GOAL: Your task is to locate every line holding the string "scheduled" and to copy each of them.

DATASET RECORDS:
··········

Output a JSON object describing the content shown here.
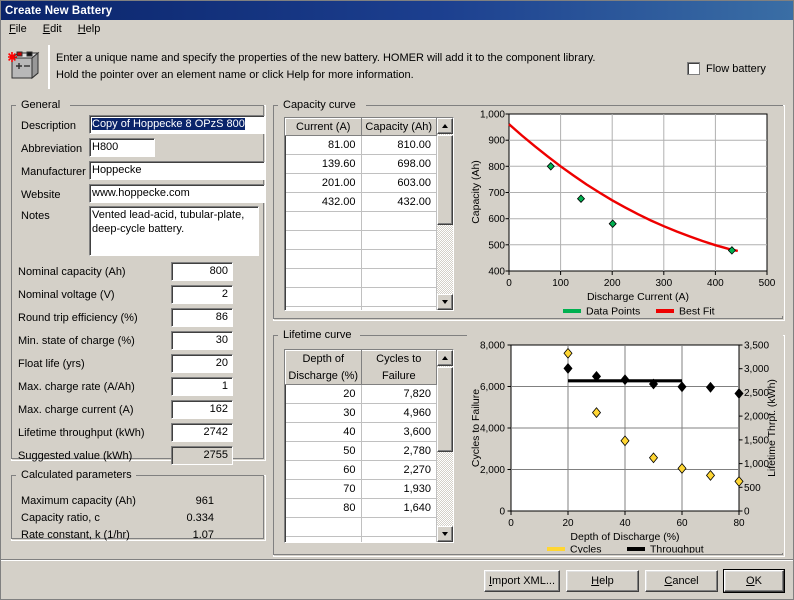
{
  "window": {
    "title": "Create New Battery"
  },
  "menu": {
    "items": [
      {
        "label": "File",
        "accel": "F"
      },
      {
        "label": "Edit",
        "accel": "E"
      },
      {
        "label": "Help",
        "accel": "H"
      }
    ]
  },
  "hint": {
    "icon": "battery-icon",
    "line1": "Enter a unique name and specify the properties of the new battery. HOMER will add it to the component library.",
    "line2": "Hold the pointer over an element name or click Help for more information."
  },
  "flow_battery": {
    "label": "Flow battery",
    "checked": false
  },
  "general": {
    "title": "General",
    "description": {
      "label": "Description",
      "value": "Copy of Hoppecke 8 OPzS 800",
      "selected": true
    },
    "abbreviation": {
      "label": "Abbreviation",
      "value": "H800"
    },
    "manufacturer": {
      "label": "Manufacturer",
      "value": "Hoppecke"
    },
    "website": {
      "label": "Website",
      "value": "www.hoppecke.com"
    },
    "notes": {
      "label": "Notes",
      "line1": "Vented lead-acid, tubular-plate,",
      "line2": "deep-cycle battery."
    },
    "fields": [
      {
        "label": "Nominal capacity (Ah)",
        "value": "800",
        "readonly": false
      },
      {
        "label": "Nominal voltage (V)",
        "value": "2",
        "readonly": false
      },
      {
        "label": "Round trip efficiency (%)",
        "value": "86",
        "readonly": false
      },
      {
        "label": "Min. state of charge (%)",
        "value": "30",
        "readonly": false
      },
      {
        "label": "Float life (yrs)",
        "value": "20",
        "readonly": false
      },
      {
        "label": "Max. charge rate (A/Ah)",
        "value": "1",
        "readonly": false
      },
      {
        "label": "Max. charge current (A)",
        "value": "162",
        "readonly": false
      },
      {
        "label": "Lifetime throughput (kWh)",
        "value": "2742",
        "readonly": false
      },
      {
        "label": "Suggested value (kWh)",
        "value": "2755",
        "readonly": true
      }
    ]
  },
  "calculated": {
    "title": "Calculated parameters",
    "rows": [
      {
        "label": "Maximum capacity (Ah)",
        "value": "961"
      },
      {
        "label": "Capacity ratio, c",
        "value": "0.334"
      },
      {
        "label": "Rate constant, k (1/hr)",
        "value": "1.07"
      }
    ]
  },
  "capacity_curve": {
    "title": "Capacity curve",
    "columns": [
      "Current (A)",
      "Capacity (Ah)"
    ],
    "rows": [
      [
        "81.00",
        "810.00"
      ],
      [
        "139.60",
        "698.00"
      ],
      [
        "201.00",
        "603.00"
      ],
      [
        "432.00",
        "432.00"
      ]
    ],
    "empty_rows": 6
  },
  "lifetime_curve": {
    "title": "Lifetime curve",
    "columns_line1": [
      "Depth of",
      "Cycles to"
    ],
    "columns_line2": [
      "Discharge (%)",
      "Failure"
    ],
    "rows": [
      [
        "20",
        "7,820"
      ],
      [
        "30",
        "4,960"
      ],
      [
        "40",
        "3,600"
      ],
      [
        "50",
        "2,780"
      ],
      [
        "60",
        "2,270"
      ],
      [
        "70",
        "1,930"
      ],
      [
        "80",
        "1,640"
      ]
    ],
    "empty_rows": 3
  },
  "buttons": {
    "import_xml": {
      "label": "Import XML...",
      "accel": "I"
    },
    "help": {
      "label": "Help",
      "accel": "H"
    },
    "cancel": {
      "label": "Cancel",
      "accel": "C"
    },
    "ok": {
      "label": "OK",
      "accel": "O",
      "default": true
    }
  },
  "colors": {
    "titlebar_start": "#0a246a",
    "titlebar_end": "#3a6ea5",
    "face": "#d4d0c8",
    "best_fit": "#ee0000",
    "data_points": "#00b050",
    "cycles": "#ffd633",
    "throughput": "#000000",
    "selection": "#0a246a"
  },
  "chart_data": [
    {
      "type": "scatter",
      "id": "capacity-curve-chart",
      "title": "",
      "xlabel": "Discharge Current (A)",
      "ylabel": "Capacity (Ah)",
      "xlim": [
        0,
        500
      ],
      "ylim": [
        400,
        1000
      ],
      "xticks": [
        0,
        100,
        200,
        300,
        400,
        500
      ],
      "yticks": [
        400,
        500,
        600,
        700,
        800,
        900,
        1000
      ],
      "ytick_labels": [
        "400",
        "500",
        "600",
        "700",
        "800",
        "900",
        "1,000"
      ],
      "grid": true,
      "legend_position": "bottom",
      "series": [
        {
          "name": "Data Points",
          "color": "#00b050",
          "marker": "diamond",
          "x": [
            81.0,
            139.6,
            201.0,
            432.0
          ],
          "y": [
            810,
            698,
            603,
            432
          ]
        },
        {
          "name": "Best Fit",
          "color": "#ee0000",
          "type": "line",
          "x": [
            0,
            25,
            50,
            75,
            100,
            125,
            150,
            175,
            200,
            225,
            250,
            275,
            300,
            325,
            350,
            375,
            400,
            425,
            440
          ],
          "y": [
            961,
            918,
            877,
            838,
            800,
            765,
            731,
            700,
            670,
            643,
            617,
            593,
            571,
            551,
            532,
            515,
            499,
            485,
            477
          ]
        }
      ]
    },
    {
      "type": "scatter",
      "id": "lifetime-curve-chart",
      "title": "",
      "xlabel": "Depth of Discharge (%)",
      "ylabel": "Cycles to Failure",
      "y2label": "Lifetime Thrpt. (kWh)",
      "xlim": [
        0,
        80
      ],
      "ylim": [
        0,
        8000
      ],
      "y2lim": [
        0,
        3500
      ],
      "xticks": [
        0,
        20,
        40,
        60,
        80
      ],
      "yticks": [
        0,
        2000,
        4000,
        6000,
        8000
      ],
      "ytick_labels": [
        "0",
        "2,000",
        "4,000",
        "6,000",
        "8,000"
      ],
      "y2ticks": [
        0,
        500,
        1000,
        1500,
        2000,
        2500,
        3000,
        3500
      ],
      "y2tick_labels": [
        "0",
        "500",
        "1,000",
        "1,500",
        "2,000",
        "2,500",
        "3,000",
        "3,500"
      ],
      "grid": true,
      "legend_position": "bottom",
      "series": [
        {
          "name": "Cycles",
          "color": "#ffd633",
          "marker": "diamond",
          "axis": "left",
          "x": [
            20,
            30,
            40,
            50,
            60,
            70,
            80
          ],
          "y": [
            7820,
            4960,
            3600,
            2780,
            2270,
            1930,
            1640
          ]
        },
        {
          "name": "Throughput",
          "color": "#000000",
          "marker": "diamond",
          "axis": "right",
          "x": [
            20,
            30,
            40,
            50,
            60,
            70,
            80
          ],
          "y": [
            3010,
            2840,
            2770,
            2680,
            2620,
            2610,
            2480
          ]
        },
        {
          "name": "Throughput Line",
          "color": "#000000",
          "type": "line",
          "axis": "right",
          "x": [
            20,
            70
          ],
          "y": [
            2745,
            2745
          ]
        }
      ]
    }
  ]
}
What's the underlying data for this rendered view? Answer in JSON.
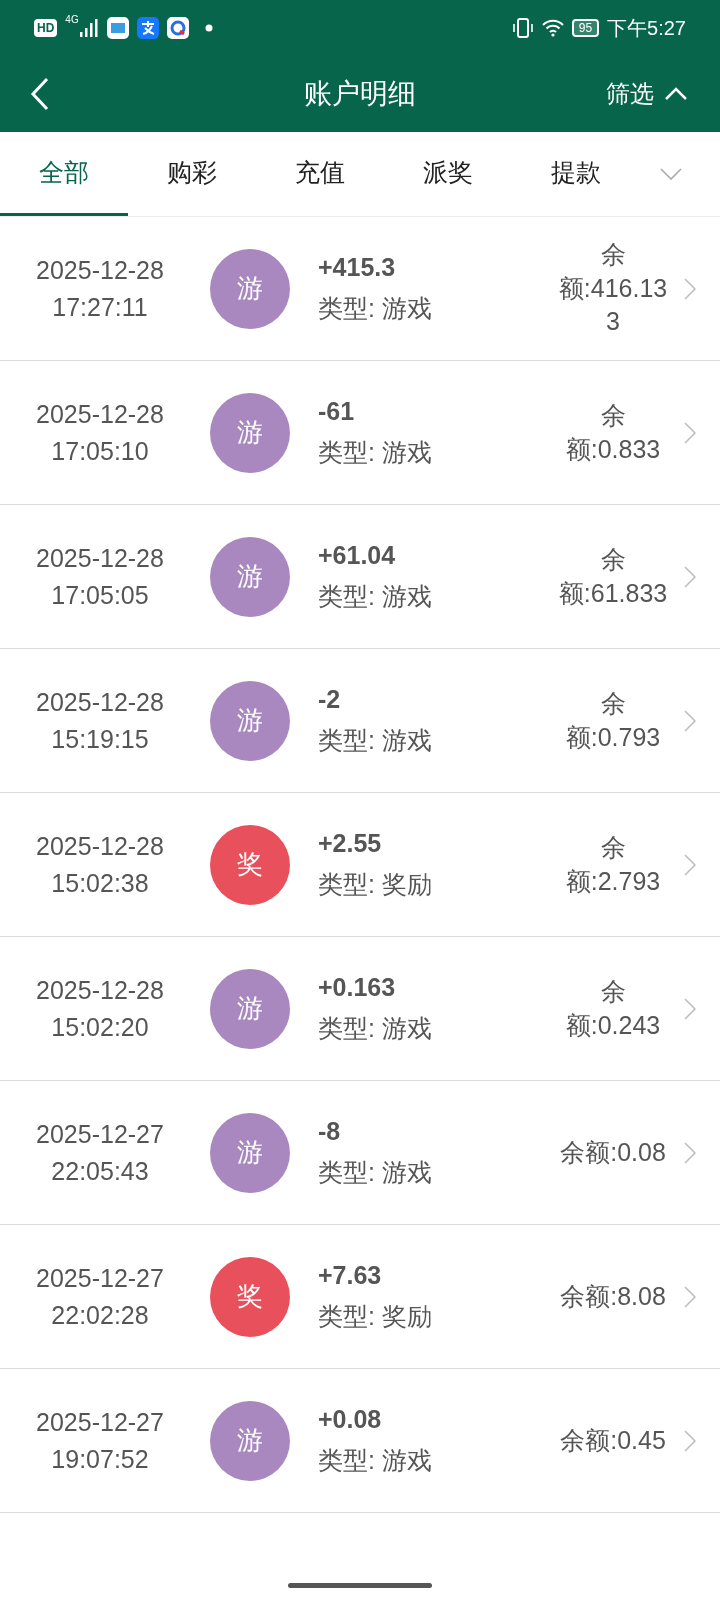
{
  "status_bar": {
    "hd": "HD",
    "network": "4G",
    "battery": "95",
    "time": "下午5:27"
  },
  "nav": {
    "title": "账户明细",
    "filter": "筛选"
  },
  "tabs": [
    {
      "label": "全部",
      "selected": true
    },
    {
      "label": "购彩",
      "selected": false
    },
    {
      "label": "充值",
      "selected": false
    },
    {
      "label": "派奖",
      "selected": false
    },
    {
      "label": "提款",
      "selected": false
    }
  ],
  "records": [
    {
      "date": "2025-12-28",
      "time": "17:27:11",
      "badge": "游",
      "color": "#a988bf",
      "amount": "+415.3",
      "type": "类型: 游戏",
      "balance": "余额:416.133"
    },
    {
      "date": "2025-12-28",
      "time": "17:05:10",
      "badge": "游",
      "color": "#a988bf",
      "amount": "-61",
      "type": "类型: 游戏",
      "balance": "余额:0.833"
    },
    {
      "date": "2025-12-28",
      "time": "17:05:05",
      "badge": "游",
      "color": "#a988bf",
      "amount": "+61.04",
      "type": "类型: 游戏",
      "balance": "余额:61.833"
    },
    {
      "date": "2025-12-28",
      "time": "15:19:15",
      "badge": "游",
      "color": "#a988bf",
      "amount": "-2",
      "type": "类型: 游戏",
      "balance": "余额:0.793"
    },
    {
      "date": "2025-12-28",
      "time": "15:02:38",
      "badge": "奖",
      "color": "#e8505b",
      "amount": "+2.55",
      "type": "类型: 奖励",
      "balance": "余额:2.793"
    },
    {
      "date": "2025-12-28",
      "time": "15:02:20",
      "badge": "游",
      "color": "#a988bf",
      "amount": "+0.163",
      "type": "类型: 游戏",
      "balance": "余额:0.243"
    },
    {
      "date": "2025-12-27",
      "time": "22:05:43",
      "badge": "游",
      "color": "#a988bf",
      "amount": "-8",
      "type": "类型: 游戏",
      "balance": "余额:0.08"
    },
    {
      "date": "2025-12-27",
      "time": "22:02:28",
      "badge": "奖",
      "color": "#e8505b",
      "amount": "+7.63",
      "type": "类型: 奖励",
      "balance": "余额:8.08"
    },
    {
      "date": "2025-12-27",
      "time": "19:07:52",
      "badge": "游",
      "color": "#a988bf",
      "amount": "+0.08",
      "type": "类型: 游戏",
      "balance": "余额:0.45"
    }
  ]
}
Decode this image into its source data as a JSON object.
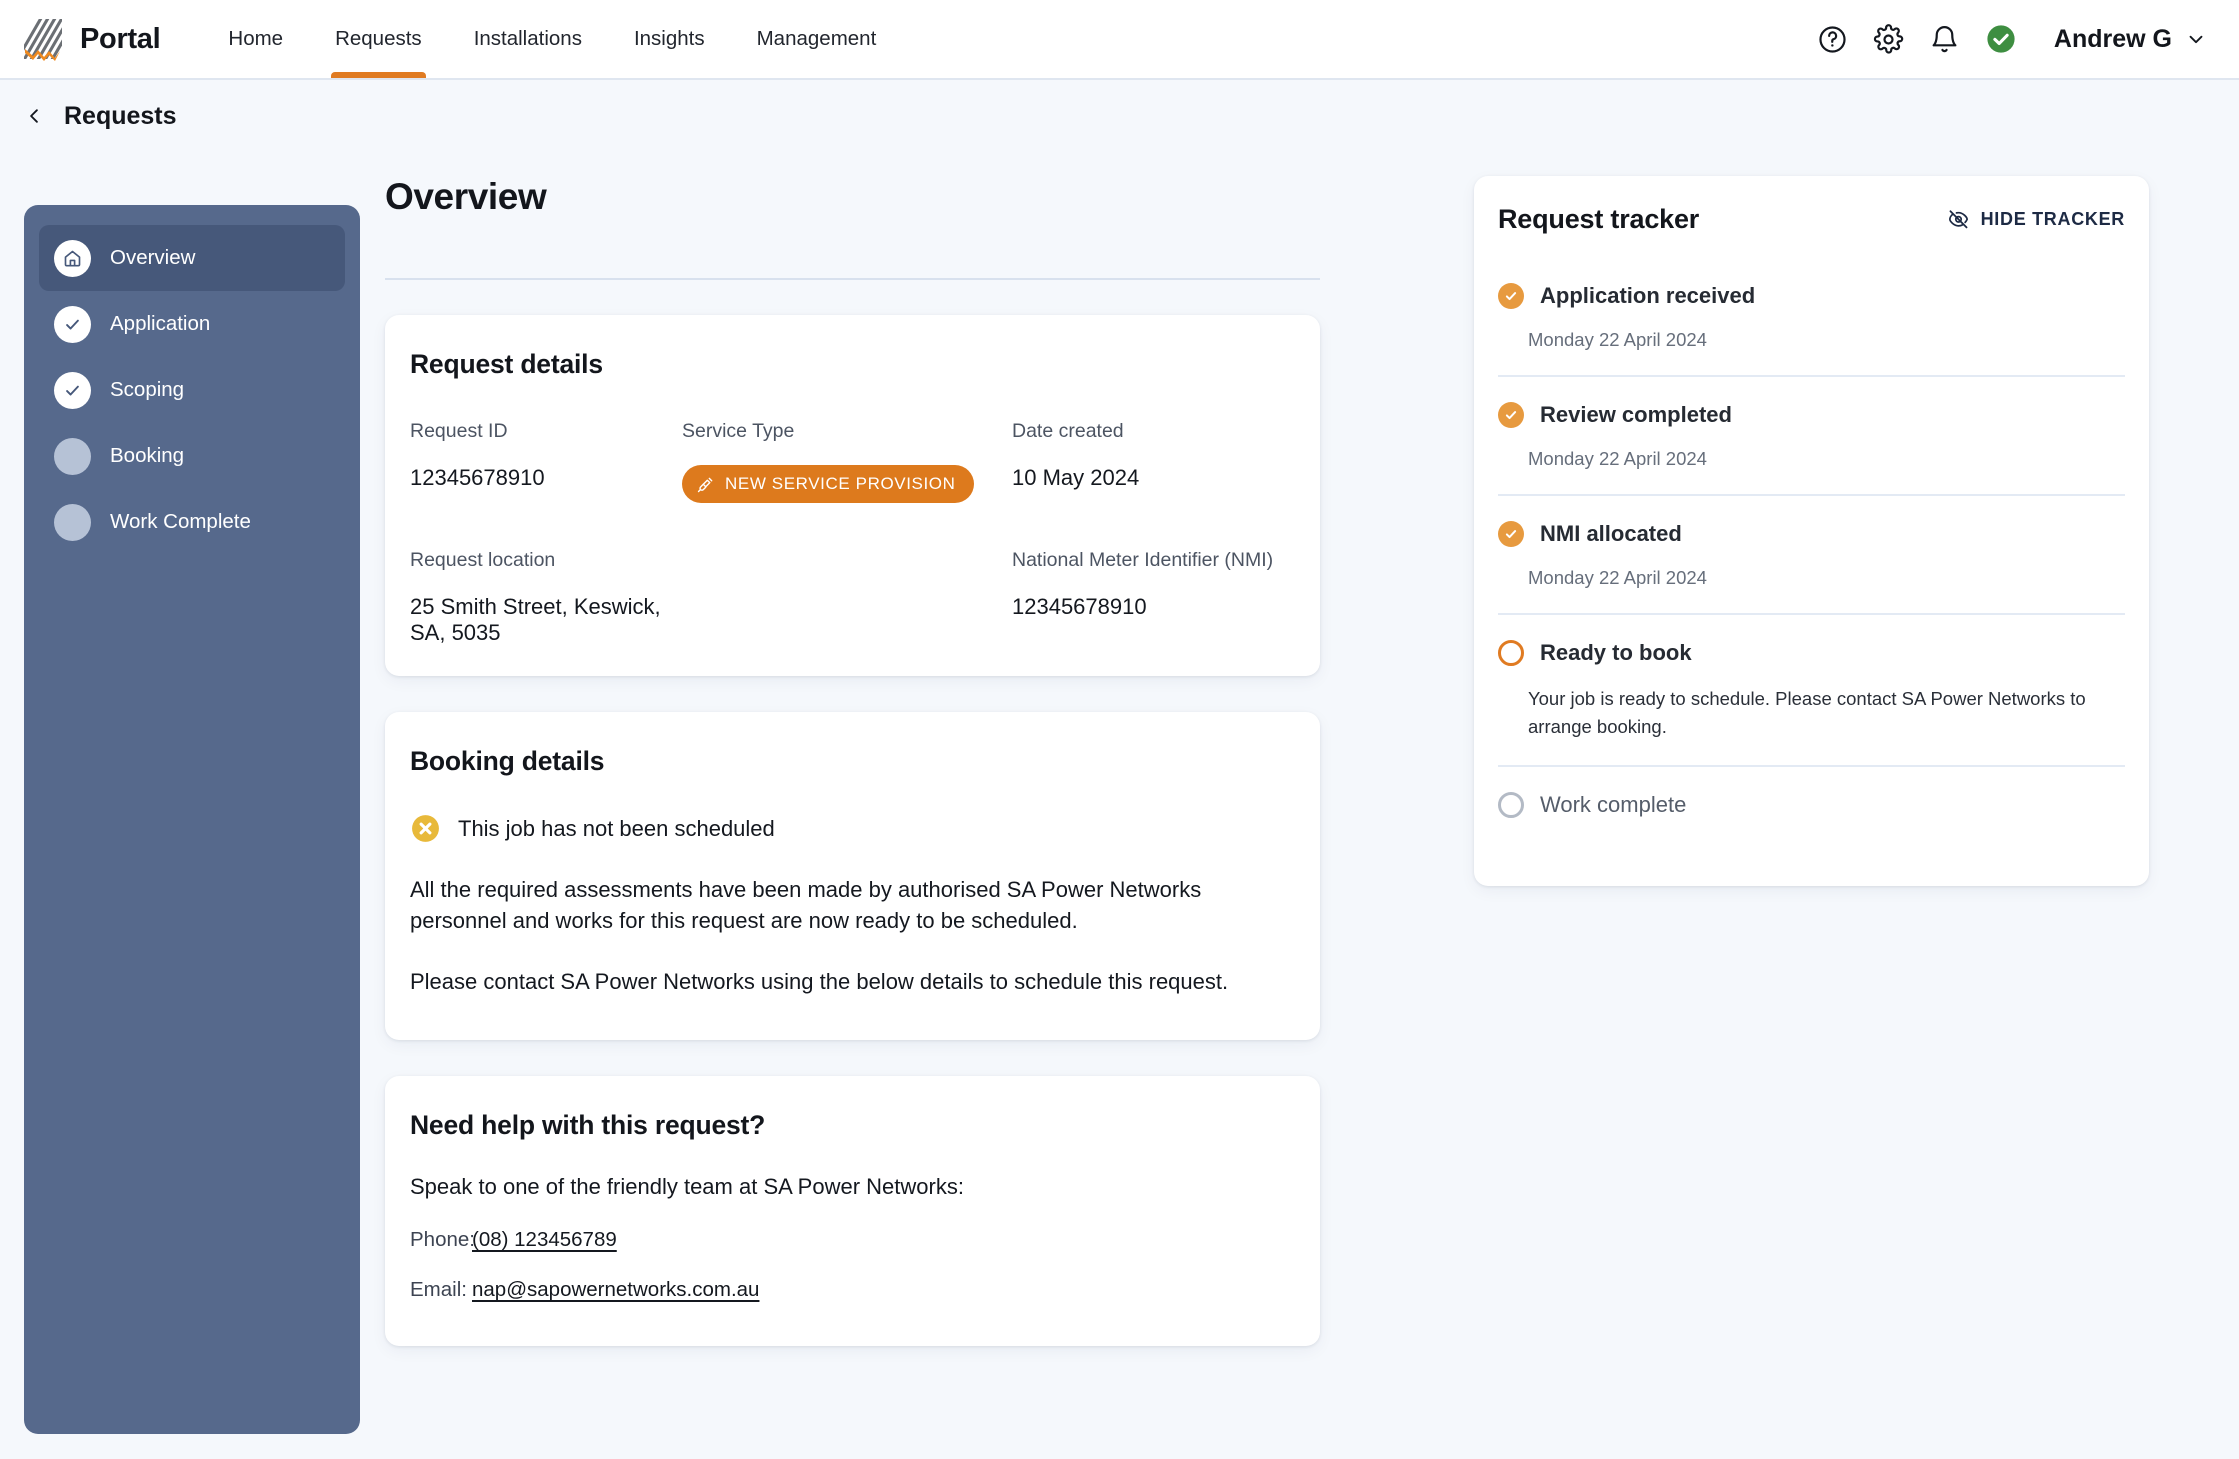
{
  "header": {
    "brand": "Portal",
    "logo_icon": "hatched-square-lightning-logo",
    "nav": [
      {
        "label": "Home",
        "active": false
      },
      {
        "label": "Requests",
        "active": true
      },
      {
        "label": "Installations",
        "active": false
      },
      {
        "label": "Insights",
        "active": false
      },
      {
        "label": "Management",
        "active": false
      }
    ],
    "icons": [
      "help-circle-icon",
      "gear-icon",
      "bell-icon",
      "check-circle-icon"
    ],
    "user": "Andrew G",
    "user_chevron": "chevron-down-icon",
    "accent_color": "#e07b22"
  },
  "breadcrumb": {
    "back_icon": "chevron-left-icon",
    "title": "Requests"
  },
  "sidebar": {
    "background_color": "#56698c",
    "items": [
      {
        "label": "Overview",
        "icon": "home-icon",
        "state": "active"
      },
      {
        "label": "Application",
        "icon": "check-icon",
        "state": "complete"
      },
      {
        "label": "Scoping",
        "icon": "check-icon",
        "state": "complete"
      },
      {
        "label": "Booking",
        "icon": "",
        "state": "pending"
      },
      {
        "label": "Work Complete",
        "icon": "",
        "state": "pending"
      }
    ]
  },
  "main": {
    "page_title": "Overview",
    "request_details": {
      "heading": "Request details",
      "request_id_label": "Request ID",
      "request_id_value": "12345678910",
      "service_type_label": "Service Type",
      "service_type_badge": "NEW SERVICE PROVISION",
      "service_type_badge_icon": "plug-connector-icon",
      "date_created_label": "Date created",
      "date_created_value": "10 May 2024",
      "request_location_label": "Request location",
      "request_location_value": "25 Smith Street, Keswick, SA, 5035",
      "nmi_label": "National Meter Identifier (NMI)",
      "nmi_value": "12345678910"
    },
    "booking_details": {
      "heading": "Booking details",
      "status_icon": "x-circle-icon",
      "status_color": "#e8b93a",
      "status_text": "This job has not been scheduled",
      "paragraph_1": "All the required assessments have been made by authorised SA Power Networks personnel and works for this request are now ready to be scheduled.",
      "paragraph_2": "Please contact SA Power Networks using the below details to schedule this request."
    },
    "help": {
      "heading": "Need help with this request?",
      "intro": "Speak to one of the friendly team at SA Power Networks:",
      "phone_label": "Phone:",
      "phone_value": "(08) 123456789",
      "email_label": "Email:",
      "email_value": "nap@sapowernetworks.com.au"
    }
  },
  "tracker": {
    "title": "Request tracker",
    "hide_label": "HIDE TRACKER",
    "hide_icon": "eye-off-icon",
    "steps": [
      {
        "label": "Application received",
        "date": "Monday 22 April 2024",
        "note": "",
        "state": "done"
      },
      {
        "label": "Review completed",
        "date": "Monday 22 April 2024",
        "note": "",
        "state": "done"
      },
      {
        "label": "NMI allocated",
        "date": "Monday 22 April 2024",
        "note": "",
        "state": "done"
      },
      {
        "label": "Ready to book",
        "date": "",
        "note": "Your job is ready to schedule. Please contact SA Power Networks to arrange booking.",
        "state": "current"
      },
      {
        "label": "Work complete",
        "date": "",
        "note": "",
        "state": "pending"
      }
    ]
  }
}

··········

SOLUTION TO THIS PROBLEM:
      "status_text": "This job has not been scheduled",
      "paragraph_1": "All the required assessments have been made by authorised SA Power Networks personnel and works for this request are now ready to be scheduled.",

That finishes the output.